-- begin Records --

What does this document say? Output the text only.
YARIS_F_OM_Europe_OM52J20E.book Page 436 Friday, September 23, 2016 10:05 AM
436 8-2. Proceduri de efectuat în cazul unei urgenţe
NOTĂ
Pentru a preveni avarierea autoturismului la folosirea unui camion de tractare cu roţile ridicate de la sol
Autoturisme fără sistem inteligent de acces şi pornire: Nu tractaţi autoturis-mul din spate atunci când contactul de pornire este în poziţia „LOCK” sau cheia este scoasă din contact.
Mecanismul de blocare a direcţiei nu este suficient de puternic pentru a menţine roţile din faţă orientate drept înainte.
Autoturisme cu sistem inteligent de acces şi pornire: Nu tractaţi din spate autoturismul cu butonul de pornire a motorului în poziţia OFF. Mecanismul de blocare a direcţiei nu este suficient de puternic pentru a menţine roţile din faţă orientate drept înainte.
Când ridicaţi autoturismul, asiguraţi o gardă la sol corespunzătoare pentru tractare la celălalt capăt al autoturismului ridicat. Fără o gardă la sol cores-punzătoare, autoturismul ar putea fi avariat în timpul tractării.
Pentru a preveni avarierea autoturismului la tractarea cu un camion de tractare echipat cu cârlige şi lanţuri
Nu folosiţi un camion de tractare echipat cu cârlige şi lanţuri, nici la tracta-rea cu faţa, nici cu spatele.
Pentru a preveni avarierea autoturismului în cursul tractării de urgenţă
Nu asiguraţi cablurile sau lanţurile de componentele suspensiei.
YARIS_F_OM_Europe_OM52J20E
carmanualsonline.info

-- end Records --

To do - Each line of the material must be restated exactly.

Correct response -
What does this document say? Output the text only.
YARIS_F_OM_Europe_OM52J20E.book Page 436 Friday, September 23, 2016 10:05 AM
436 8-2. Proceduri de efectuat în cazul unei urgenţe
NOTĂ
Pentru a preveni avarierea autoturismului la folosirea unui camion de tractare cu roţile ridicate de la sol
Autoturisme fără sistem inteligent de acces şi pornire: Nu tractaţi autoturis-mul din spate atunci când contactul de pornire este în poziţia „LOCK” sau cheia este scoasă din contact.
Mecanismul de blocare a direcţiei nu este suficient de puternic pentru a menţine roţile din faţă orientate drept înainte.
Autoturisme cu sistem inteligent de acces şi pornire: Nu tractaţi din spate autoturismul cu butonul de pornire a motorului în poziţia OFF. Mecanismul de blocare a direcţiei nu este suficient de puternic pentru a menţine roţile din faţă orientate drept înainte.
Când ridicaţi autoturismul, asiguraţi o gardă la sol corespunzătoare pentru tractare la celălalt capăt al autoturismului ridicat. Fără o gardă la sol cores-punzătoare, autoturismul ar putea fi avariat în timpul tractării.
Pentru a preveni avarierea autoturismului la tractarea cu un camion de tractare echipat cu cârlige şi lanţuri
Nu folosiţi un camion de tractare echipat cu cârlige şi lanţuri, nici la tracta-rea cu faţa, nici cu spatele.
Pentru a preveni avarierea autoturismului în cursul tractării de urgenţă
Nu asiguraţi cablurile sau lanţurile de componentele suspensiei.
YARIS_F_OM_Europe_OM52J20E
carmanualsonline.info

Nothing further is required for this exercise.